_STATED TASK_
Extract each line from the records below that contains the string "year". Treat uppercase and lowercase letters as different.

* Begin *

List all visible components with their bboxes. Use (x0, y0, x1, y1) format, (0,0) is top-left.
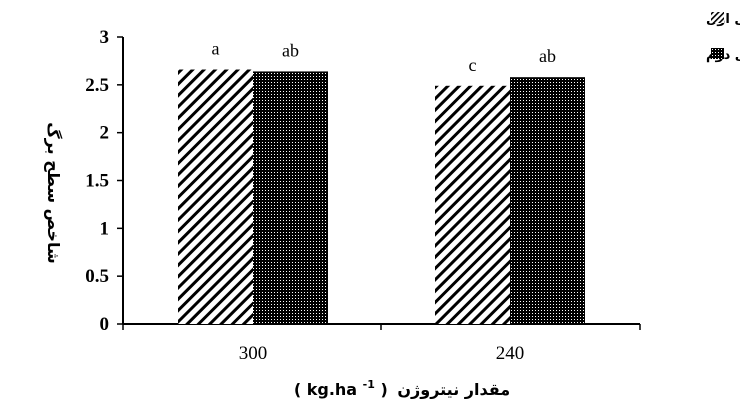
x-axis-title-unit: kg.ha (307, 380, 357, 399)
legend-swatch-first-year (711, 12, 724, 23)
bars: a ab c ab (178, 39, 585, 325)
y-tick-label: 2 (100, 123, 110, 144)
bar-first-year-300 (178, 69, 253, 324)
x-tick-label: 240 (496, 343, 525, 364)
y-tick-label: 1 (100, 218, 110, 239)
x-axis-title: ( kg.ha -1 ) مقدار نیتروژن (294, 373, 510, 399)
x-tick-label: 300 (239, 343, 268, 364)
bar-first-year-240 (435, 85, 510, 324)
bar-second-year-300 (253, 71, 328, 324)
bar-letter-label: a (212, 39, 220, 59)
x-axis-title-text: مقدار نیتروژن (397, 380, 510, 399)
plot-area: 0 0.5 1 1.5 2 2.5 3 a ab c ab 300 240 (85, 27, 641, 364)
bar-letter-label: ab (282, 40, 299, 60)
y-tick-label: 0.5 (85, 266, 109, 287)
x-axis-title-exponent: -1 (363, 378, 375, 391)
y-ticks: 0 0.5 1 1.5 2 2.5 3 (85, 27, 123, 335)
legend-item-first-year: سال اول (706, 12, 740, 27)
x-axis-title-unit-close: ) (380, 380, 387, 399)
legend-swatch-second-year (711, 48, 724, 59)
y-tick-label: 0 (100, 314, 110, 335)
legend: سال اول سال دوم (706, 12, 740, 63)
y-tick-label: 2.5 (85, 75, 109, 96)
x-ticks: 300 240 (122, 324, 641, 364)
bar-letter-label: c (469, 55, 477, 75)
bar-second-year-240 (510, 77, 585, 325)
y-tick-label: 1.5 (85, 171, 109, 192)
legend-item-second-year: سال دوم (706, 48, 740, 63)
y-axis-title: شاخص سطح برگ (44, 122, 63, 263)
bar-letter-label: ab (539, 46, 556, 66)
y-tick-label: 3 (100, 27, 110, 48)
x-axis-title-unit-open: ( (294, 380, 301, 399)
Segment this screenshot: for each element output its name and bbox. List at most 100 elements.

* End *

_RESPONSE BELOW_
legend-swatch-first-year (711, 12, 724, 23)
bar-first-year-300 (178, 69, 253, 324)
bar-first-year-240 (435, 85, 510, 324)
bar-second-year-300 (253, 71, 328, 324)
legend-item-first-year: سال اول (706, 12, 740, 27)
legend-swatch-second-year (711, 48, 724, 59)
bar-second-year-240 (510, 77, 585, 325)
legend-item-second-year: سال دوم (706, 48, 740, 63)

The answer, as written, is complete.